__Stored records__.
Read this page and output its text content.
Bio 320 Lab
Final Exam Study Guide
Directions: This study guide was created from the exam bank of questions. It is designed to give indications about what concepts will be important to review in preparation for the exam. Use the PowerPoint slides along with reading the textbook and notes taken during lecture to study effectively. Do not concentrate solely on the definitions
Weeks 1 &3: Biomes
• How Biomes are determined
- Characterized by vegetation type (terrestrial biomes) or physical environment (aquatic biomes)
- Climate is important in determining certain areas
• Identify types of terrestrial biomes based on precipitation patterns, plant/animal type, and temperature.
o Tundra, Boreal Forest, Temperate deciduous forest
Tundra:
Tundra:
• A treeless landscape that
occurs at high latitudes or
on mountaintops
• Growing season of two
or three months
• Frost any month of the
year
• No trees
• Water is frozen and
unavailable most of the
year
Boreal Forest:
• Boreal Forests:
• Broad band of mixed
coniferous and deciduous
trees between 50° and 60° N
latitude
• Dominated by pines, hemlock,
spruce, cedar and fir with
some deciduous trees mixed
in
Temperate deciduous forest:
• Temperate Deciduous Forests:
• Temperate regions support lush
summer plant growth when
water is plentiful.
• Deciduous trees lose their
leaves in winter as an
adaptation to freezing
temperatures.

__EXERCISE PROMPT__. Look through the entries above; copy every line holding the string "type".

__SOLUTION TO THE EXERCISE__.
- Characterized by vegetation type (terrestrial biomes) or physical environment (aquatic biomes)
• Identify types of terrestrial biomes based on precipitation patterns, plant/animal type, and temperature.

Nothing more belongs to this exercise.